── DATA FOR THE TASK ──

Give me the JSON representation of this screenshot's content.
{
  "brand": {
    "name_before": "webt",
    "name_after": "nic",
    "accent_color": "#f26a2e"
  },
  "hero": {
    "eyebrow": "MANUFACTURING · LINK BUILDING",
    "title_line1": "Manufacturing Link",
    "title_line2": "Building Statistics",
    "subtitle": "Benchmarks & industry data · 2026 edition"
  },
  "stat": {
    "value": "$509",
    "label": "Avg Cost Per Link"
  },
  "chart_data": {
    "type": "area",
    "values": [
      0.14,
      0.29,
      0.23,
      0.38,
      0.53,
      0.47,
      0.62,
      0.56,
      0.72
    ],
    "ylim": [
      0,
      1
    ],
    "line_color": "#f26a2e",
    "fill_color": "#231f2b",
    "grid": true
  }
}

───

* _PROBLEM_
Set down the listing in full, keeping every word exactly as it is.

* _FULL ANSWER_
Give me the JSON representation of this screenshot's content.
{
  "brand": {
    "name_before": "webt",
    "name_after": "nic",
    "accent_color": "#f26a2e"
  },
  "hero": {
    "eyebrow": "MANUFACTURING · LINK BUILDING",
    "title_line1": "Manufacturing Link",
    "title_line2": "Building Statistics",
    "subtitle": "Benchmarks & industry data · 2026 edition"
  },
  "stat": {
    "value": "$509",
    "label": "Avg Cost Per Link"
  },
  "chart_data": {
    "type": "area",
    "values": [
      0.14,
      0.29,
      0.23,
      0.38,
      0.53,
      0.47,
      0.62,
      0.56,
      0.72
    ],
    "ylim": [
      0,
      1
    ],
    "line_color": "#f26a2e",
    "fill_color": "#231f2b",
    "grid": true
  }
}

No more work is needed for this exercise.